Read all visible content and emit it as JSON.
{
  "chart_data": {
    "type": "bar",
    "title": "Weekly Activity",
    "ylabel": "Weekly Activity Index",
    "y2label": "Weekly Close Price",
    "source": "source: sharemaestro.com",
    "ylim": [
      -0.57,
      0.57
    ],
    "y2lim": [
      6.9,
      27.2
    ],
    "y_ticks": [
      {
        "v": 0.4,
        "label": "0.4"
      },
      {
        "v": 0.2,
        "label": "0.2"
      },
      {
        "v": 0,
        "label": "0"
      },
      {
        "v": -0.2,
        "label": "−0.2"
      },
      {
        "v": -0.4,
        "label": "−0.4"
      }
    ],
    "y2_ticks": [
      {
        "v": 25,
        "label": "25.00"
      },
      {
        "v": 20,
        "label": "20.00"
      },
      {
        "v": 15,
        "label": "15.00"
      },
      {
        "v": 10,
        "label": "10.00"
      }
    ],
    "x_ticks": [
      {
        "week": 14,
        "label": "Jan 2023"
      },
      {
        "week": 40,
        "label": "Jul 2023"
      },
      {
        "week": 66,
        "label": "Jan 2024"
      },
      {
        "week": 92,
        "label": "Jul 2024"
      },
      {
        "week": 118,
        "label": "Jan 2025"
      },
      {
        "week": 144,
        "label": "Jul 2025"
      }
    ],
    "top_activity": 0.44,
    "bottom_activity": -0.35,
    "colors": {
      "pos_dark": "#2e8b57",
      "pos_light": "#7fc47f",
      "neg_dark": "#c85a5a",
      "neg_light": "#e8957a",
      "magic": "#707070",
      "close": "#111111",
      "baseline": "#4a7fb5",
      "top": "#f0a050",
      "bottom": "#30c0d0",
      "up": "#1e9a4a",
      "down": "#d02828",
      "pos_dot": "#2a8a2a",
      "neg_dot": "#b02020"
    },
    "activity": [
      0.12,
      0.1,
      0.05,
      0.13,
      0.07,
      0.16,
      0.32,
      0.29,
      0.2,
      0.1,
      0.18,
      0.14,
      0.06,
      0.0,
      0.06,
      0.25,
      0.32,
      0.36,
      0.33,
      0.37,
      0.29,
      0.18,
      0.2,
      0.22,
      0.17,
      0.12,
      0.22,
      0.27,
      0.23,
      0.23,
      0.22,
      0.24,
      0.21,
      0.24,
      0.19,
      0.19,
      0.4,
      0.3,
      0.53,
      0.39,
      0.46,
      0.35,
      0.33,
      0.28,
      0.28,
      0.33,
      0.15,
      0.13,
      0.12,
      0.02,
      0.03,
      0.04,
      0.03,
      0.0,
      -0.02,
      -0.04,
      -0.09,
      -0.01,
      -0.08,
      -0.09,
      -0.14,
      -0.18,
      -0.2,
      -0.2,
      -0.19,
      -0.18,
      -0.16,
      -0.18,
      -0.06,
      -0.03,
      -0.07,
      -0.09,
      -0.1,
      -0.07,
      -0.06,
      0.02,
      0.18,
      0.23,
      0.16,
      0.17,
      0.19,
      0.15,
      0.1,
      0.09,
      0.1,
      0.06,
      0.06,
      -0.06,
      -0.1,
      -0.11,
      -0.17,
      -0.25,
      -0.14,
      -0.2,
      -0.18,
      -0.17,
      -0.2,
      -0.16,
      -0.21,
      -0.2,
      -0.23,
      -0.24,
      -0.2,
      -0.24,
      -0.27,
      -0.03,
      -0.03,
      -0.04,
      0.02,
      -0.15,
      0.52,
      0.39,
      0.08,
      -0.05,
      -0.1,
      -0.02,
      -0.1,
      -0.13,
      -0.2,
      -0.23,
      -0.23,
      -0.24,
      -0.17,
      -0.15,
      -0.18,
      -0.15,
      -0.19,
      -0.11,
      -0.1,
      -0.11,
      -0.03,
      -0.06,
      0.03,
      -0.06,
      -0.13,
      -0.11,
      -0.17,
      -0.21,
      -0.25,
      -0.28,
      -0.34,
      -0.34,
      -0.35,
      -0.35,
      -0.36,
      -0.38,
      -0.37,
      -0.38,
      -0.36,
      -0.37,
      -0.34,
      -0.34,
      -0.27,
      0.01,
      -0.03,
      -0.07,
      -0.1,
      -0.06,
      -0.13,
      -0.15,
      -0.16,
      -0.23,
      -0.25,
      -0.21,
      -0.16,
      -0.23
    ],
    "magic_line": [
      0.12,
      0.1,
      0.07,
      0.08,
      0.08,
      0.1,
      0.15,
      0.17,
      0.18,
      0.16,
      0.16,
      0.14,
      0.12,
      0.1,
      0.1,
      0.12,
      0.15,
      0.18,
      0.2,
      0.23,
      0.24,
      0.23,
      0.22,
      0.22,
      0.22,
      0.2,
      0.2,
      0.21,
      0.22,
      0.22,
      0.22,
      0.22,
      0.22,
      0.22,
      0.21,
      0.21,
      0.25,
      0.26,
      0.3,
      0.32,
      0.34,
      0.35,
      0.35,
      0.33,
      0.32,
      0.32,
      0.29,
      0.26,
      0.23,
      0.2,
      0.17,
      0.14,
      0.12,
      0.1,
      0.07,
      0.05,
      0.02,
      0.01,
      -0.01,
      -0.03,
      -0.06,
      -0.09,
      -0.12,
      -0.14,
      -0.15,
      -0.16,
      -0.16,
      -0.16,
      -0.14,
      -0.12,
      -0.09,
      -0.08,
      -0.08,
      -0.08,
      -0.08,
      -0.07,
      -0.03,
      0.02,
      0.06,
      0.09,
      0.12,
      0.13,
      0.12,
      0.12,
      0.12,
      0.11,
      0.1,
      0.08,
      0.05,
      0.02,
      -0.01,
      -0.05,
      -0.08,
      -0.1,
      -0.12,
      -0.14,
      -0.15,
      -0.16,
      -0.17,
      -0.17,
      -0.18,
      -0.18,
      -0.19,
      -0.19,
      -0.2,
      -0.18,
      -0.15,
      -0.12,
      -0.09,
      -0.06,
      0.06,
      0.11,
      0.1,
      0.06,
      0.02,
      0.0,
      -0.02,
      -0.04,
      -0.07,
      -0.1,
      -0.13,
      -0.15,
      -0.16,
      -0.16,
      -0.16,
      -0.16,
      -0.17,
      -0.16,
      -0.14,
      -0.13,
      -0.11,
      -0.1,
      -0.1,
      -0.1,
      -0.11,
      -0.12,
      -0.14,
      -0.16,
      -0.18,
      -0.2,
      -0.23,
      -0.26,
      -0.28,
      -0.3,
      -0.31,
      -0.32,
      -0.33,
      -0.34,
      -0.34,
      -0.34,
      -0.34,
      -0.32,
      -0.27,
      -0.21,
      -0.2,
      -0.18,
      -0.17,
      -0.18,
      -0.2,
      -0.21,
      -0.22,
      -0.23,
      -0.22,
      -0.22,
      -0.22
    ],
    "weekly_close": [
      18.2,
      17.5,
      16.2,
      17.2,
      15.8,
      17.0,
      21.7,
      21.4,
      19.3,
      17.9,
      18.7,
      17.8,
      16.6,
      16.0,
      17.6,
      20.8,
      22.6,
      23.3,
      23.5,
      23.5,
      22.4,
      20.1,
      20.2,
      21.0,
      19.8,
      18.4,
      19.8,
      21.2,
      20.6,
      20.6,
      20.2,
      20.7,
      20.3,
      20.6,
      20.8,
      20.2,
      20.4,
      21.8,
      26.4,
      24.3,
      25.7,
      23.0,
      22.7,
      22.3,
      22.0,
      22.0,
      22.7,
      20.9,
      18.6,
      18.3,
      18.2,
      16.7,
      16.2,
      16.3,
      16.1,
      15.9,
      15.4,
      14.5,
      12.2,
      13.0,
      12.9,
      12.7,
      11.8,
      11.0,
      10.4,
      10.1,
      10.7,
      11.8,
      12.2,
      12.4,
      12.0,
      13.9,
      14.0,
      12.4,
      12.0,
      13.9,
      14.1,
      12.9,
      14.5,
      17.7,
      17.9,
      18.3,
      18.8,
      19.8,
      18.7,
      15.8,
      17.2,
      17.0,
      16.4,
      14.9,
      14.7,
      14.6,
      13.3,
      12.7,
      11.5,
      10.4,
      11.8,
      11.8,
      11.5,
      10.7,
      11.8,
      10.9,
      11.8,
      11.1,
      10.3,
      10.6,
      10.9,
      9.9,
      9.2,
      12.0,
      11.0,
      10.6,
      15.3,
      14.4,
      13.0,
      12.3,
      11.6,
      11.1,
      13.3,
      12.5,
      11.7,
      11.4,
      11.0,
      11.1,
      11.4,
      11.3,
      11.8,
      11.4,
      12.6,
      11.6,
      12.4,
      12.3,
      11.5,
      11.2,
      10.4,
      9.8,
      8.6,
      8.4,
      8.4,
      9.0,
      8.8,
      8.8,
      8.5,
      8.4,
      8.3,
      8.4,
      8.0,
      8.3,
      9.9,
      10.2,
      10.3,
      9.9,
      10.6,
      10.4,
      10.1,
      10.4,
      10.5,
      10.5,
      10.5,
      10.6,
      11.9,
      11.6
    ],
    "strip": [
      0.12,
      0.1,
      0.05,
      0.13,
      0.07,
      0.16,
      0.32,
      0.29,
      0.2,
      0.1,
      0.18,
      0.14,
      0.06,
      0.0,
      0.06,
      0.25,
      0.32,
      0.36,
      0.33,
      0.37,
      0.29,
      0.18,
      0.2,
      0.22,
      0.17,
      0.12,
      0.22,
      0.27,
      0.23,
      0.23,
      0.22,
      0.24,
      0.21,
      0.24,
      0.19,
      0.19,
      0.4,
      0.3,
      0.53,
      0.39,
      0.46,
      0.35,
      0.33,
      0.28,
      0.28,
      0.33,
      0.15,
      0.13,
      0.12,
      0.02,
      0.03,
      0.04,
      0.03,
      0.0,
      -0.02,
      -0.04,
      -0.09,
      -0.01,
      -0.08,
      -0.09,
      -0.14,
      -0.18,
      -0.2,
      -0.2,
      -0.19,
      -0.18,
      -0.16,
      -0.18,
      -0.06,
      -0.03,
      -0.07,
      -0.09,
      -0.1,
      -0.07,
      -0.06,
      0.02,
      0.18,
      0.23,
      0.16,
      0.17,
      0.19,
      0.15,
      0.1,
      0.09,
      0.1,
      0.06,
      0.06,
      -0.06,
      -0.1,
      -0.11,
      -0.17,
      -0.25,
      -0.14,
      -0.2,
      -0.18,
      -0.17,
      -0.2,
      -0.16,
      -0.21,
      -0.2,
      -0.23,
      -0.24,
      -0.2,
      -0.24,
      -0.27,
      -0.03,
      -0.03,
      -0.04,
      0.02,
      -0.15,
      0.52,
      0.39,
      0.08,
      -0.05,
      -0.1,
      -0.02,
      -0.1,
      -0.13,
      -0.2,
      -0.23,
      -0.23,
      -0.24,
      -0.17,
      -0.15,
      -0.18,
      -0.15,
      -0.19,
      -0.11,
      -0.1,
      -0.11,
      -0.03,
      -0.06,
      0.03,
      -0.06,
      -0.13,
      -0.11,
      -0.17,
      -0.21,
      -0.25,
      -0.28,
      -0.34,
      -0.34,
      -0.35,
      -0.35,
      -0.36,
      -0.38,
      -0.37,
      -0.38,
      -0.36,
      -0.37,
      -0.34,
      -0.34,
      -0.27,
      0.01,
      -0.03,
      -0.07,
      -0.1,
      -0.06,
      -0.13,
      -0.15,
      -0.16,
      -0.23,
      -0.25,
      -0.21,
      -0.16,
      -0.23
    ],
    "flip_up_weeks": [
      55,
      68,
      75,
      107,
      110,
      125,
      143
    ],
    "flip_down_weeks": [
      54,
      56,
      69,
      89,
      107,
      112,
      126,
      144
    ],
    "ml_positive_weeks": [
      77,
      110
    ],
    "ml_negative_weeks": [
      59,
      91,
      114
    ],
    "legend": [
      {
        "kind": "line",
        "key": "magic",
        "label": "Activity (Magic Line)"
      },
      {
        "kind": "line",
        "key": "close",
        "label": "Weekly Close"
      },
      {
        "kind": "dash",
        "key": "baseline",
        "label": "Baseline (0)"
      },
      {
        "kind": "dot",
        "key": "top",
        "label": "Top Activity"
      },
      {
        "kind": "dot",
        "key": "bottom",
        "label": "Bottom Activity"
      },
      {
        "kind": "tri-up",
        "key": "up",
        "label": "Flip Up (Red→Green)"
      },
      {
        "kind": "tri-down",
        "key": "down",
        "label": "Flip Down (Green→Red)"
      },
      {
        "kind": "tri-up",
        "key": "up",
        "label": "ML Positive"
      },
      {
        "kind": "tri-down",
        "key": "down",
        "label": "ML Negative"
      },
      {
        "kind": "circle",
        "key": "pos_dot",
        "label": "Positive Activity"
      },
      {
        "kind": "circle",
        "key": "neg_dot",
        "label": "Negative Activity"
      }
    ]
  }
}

▶ [WHAT NEEDS TO BE DONE] Above is a listing; report how many of its lines include the word "Green", giving the number only.

▶ [RESPONSE FOR THIS EXERCISE] 2